Aim of the task: Select from the data all lines with the word "wide".
═════ Material to process
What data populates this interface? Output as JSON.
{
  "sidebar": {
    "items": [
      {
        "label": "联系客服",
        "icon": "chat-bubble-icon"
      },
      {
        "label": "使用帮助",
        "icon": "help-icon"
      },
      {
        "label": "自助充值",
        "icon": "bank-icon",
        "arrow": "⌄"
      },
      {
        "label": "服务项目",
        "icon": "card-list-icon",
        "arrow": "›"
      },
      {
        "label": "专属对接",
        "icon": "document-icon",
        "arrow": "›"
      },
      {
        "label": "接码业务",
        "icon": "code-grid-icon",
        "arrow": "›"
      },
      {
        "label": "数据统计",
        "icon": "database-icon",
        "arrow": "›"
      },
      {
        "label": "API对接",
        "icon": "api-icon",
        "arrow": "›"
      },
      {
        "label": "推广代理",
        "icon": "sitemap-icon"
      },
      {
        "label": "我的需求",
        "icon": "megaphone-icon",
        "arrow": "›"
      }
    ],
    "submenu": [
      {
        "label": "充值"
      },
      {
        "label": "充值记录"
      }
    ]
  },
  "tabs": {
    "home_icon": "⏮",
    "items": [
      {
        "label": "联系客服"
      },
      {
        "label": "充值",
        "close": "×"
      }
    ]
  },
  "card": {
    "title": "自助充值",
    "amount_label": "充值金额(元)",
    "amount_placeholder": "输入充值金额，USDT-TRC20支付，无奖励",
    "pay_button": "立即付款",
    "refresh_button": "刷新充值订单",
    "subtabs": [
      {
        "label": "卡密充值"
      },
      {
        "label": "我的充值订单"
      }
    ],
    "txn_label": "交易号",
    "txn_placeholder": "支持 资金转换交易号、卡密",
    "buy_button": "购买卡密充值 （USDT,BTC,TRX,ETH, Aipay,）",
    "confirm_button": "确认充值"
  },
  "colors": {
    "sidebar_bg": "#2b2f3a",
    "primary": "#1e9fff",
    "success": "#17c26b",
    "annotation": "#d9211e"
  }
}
══════════
═════ Material to process
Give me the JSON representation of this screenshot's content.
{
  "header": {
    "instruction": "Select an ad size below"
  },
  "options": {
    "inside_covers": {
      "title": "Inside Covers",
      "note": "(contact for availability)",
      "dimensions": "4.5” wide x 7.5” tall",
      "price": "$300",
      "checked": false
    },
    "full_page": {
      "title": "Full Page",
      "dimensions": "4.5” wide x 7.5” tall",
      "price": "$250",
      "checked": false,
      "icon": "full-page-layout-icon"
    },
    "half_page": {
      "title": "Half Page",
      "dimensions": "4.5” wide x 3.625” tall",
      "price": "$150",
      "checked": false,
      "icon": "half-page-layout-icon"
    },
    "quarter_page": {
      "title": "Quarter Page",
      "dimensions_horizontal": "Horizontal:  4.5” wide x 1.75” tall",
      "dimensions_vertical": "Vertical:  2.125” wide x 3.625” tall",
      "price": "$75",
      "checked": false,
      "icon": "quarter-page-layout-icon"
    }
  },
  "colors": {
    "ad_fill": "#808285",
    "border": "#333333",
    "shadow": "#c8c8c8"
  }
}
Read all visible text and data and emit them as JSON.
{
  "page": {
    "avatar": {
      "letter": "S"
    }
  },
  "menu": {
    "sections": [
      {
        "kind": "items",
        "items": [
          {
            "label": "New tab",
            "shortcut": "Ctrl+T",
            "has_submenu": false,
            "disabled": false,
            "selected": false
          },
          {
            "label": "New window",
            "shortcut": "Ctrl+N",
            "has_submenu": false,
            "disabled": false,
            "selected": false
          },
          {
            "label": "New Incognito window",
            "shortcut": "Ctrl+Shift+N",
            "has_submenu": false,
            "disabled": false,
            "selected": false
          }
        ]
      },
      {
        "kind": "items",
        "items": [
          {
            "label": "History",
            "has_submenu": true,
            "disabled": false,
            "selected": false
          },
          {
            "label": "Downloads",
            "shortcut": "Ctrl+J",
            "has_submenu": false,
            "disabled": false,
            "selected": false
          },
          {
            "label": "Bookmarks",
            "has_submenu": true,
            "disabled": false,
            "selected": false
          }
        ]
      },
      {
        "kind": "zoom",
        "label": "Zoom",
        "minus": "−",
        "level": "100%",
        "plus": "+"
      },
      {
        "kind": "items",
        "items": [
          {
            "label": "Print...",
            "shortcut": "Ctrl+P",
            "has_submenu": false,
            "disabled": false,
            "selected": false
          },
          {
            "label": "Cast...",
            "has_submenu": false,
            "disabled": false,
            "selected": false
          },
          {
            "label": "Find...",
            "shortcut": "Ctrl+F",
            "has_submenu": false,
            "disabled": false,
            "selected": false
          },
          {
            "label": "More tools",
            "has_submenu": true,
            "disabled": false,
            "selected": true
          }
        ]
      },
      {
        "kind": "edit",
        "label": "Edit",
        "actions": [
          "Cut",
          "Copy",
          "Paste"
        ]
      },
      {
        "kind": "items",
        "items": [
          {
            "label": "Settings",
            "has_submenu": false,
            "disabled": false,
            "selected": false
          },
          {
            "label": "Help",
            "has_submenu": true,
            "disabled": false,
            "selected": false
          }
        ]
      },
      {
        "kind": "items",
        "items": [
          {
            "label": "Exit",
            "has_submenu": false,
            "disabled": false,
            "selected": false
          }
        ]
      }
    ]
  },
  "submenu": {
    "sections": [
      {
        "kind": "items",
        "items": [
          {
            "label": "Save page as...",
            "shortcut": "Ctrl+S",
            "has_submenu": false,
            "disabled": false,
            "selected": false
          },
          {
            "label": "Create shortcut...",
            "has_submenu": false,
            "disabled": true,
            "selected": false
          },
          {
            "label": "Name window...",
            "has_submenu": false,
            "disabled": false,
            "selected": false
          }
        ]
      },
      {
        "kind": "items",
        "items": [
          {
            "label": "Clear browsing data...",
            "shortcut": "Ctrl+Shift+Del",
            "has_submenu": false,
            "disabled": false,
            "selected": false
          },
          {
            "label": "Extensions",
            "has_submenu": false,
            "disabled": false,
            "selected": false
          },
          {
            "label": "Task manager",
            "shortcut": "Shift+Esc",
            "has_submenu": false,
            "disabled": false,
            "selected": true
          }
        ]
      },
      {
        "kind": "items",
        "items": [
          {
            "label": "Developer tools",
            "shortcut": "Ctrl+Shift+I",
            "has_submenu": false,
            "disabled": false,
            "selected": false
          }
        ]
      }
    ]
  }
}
══════════
Exercise solution:
      "dimensions": "4.5” wide x 7.5” tall",
      "dimensions": "4.5” wide x 7.5” tall",
      "dimensions": "4.5” wide x 3.625” tall",
      "dimensions_horizontal": "Horizontal:  4.5” wide x 1.75” tall",
      "dimensions_vertical": "Vertical:  2.125” wide x 3.625” tall",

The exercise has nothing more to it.